- Stated exercise
Tally the lines in the data that follows that include the word "color", and report nothing but the total.

- Extracted entries

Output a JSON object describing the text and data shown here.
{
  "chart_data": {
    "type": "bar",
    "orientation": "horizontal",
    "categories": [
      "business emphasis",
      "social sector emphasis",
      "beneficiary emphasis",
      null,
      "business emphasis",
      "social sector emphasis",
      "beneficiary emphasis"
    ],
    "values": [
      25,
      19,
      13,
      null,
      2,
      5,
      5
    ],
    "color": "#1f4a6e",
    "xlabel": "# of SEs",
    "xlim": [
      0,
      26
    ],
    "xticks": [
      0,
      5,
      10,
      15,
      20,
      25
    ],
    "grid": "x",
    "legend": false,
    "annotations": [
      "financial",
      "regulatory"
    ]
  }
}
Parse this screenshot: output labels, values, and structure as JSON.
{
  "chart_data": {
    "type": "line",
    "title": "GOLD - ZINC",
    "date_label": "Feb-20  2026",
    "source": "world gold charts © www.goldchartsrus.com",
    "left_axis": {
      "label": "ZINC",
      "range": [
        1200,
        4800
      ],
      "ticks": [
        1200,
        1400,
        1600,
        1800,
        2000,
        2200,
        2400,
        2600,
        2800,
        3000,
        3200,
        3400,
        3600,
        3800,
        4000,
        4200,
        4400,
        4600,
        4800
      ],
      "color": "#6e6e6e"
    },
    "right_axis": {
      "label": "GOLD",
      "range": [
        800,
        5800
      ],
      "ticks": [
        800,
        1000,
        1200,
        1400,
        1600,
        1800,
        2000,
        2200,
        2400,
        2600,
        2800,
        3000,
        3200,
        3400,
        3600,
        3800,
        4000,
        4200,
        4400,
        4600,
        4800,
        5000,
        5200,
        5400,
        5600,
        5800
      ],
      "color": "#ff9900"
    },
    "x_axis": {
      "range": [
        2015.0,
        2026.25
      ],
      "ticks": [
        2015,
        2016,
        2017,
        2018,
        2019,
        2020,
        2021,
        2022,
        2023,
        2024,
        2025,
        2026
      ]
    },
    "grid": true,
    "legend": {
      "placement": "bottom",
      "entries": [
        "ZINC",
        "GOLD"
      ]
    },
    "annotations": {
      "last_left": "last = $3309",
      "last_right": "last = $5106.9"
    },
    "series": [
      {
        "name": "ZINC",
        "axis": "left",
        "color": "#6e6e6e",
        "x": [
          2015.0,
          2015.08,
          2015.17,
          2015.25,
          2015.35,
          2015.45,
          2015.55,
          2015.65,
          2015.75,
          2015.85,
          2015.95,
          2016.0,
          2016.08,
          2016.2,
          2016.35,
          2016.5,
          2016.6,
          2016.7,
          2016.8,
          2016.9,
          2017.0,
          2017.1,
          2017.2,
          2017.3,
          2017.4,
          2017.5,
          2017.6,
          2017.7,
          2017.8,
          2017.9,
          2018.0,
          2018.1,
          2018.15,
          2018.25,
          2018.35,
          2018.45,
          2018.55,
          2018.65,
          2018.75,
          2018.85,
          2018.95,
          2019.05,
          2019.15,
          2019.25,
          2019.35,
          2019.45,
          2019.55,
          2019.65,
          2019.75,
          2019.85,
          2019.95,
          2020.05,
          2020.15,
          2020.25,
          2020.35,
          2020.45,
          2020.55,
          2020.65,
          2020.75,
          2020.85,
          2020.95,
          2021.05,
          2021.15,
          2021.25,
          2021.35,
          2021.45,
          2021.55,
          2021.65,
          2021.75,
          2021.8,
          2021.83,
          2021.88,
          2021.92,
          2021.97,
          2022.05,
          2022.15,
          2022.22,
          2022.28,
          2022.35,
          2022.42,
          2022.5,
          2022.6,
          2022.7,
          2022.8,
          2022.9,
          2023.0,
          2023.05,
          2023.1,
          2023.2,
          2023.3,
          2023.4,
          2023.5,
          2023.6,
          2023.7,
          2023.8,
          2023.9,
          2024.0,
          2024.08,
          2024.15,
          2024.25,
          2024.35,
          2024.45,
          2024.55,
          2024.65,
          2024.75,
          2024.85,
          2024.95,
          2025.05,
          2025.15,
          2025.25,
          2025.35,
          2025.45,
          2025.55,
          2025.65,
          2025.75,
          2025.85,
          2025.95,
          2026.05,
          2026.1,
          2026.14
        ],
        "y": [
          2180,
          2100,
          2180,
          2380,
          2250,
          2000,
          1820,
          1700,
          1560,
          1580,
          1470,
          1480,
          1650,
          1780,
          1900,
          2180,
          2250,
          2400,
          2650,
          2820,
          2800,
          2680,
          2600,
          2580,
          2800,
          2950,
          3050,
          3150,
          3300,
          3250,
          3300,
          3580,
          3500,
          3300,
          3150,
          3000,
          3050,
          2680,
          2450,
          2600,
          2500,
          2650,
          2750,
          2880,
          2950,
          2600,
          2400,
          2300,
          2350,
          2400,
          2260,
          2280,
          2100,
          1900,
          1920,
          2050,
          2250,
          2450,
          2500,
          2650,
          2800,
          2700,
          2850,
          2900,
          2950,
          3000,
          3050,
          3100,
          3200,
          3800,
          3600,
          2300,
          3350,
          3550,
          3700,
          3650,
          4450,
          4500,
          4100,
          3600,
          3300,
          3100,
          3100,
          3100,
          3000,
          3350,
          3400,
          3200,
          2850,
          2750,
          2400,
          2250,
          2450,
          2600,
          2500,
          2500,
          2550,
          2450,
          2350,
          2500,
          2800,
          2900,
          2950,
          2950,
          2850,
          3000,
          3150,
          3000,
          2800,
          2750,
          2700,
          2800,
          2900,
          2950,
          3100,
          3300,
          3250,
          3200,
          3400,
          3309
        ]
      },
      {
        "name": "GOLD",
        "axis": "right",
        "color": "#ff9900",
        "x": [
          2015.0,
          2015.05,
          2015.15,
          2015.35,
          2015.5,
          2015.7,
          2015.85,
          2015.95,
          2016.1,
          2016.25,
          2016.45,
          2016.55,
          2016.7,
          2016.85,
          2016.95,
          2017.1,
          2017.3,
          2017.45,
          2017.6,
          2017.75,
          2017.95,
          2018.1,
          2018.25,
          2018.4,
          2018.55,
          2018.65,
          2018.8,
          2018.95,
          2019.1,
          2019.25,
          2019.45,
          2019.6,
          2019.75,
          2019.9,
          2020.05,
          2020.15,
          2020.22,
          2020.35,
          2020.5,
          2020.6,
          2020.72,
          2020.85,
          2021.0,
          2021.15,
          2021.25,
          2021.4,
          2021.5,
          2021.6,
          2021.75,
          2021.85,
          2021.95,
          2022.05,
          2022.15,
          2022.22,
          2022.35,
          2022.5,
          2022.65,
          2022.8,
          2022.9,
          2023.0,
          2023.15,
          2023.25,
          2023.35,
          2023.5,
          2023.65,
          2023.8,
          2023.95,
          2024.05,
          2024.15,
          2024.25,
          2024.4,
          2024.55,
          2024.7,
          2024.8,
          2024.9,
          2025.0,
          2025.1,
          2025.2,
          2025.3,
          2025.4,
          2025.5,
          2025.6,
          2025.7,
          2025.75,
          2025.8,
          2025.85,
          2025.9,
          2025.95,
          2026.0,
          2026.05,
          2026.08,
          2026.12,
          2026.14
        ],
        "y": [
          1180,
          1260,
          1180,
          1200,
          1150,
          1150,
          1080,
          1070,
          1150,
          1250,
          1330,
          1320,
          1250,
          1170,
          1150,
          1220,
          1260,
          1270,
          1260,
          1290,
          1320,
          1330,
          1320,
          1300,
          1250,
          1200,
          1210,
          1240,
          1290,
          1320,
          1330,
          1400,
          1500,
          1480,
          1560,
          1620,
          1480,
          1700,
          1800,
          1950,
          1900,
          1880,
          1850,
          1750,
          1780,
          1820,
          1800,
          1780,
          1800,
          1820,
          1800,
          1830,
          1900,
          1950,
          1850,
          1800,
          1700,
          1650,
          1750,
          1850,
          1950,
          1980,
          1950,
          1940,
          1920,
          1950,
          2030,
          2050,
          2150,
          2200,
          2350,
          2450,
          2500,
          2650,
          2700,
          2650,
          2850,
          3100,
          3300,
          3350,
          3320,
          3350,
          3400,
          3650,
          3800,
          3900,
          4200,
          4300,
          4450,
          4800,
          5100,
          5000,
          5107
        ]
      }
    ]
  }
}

- Solution to this exercise
5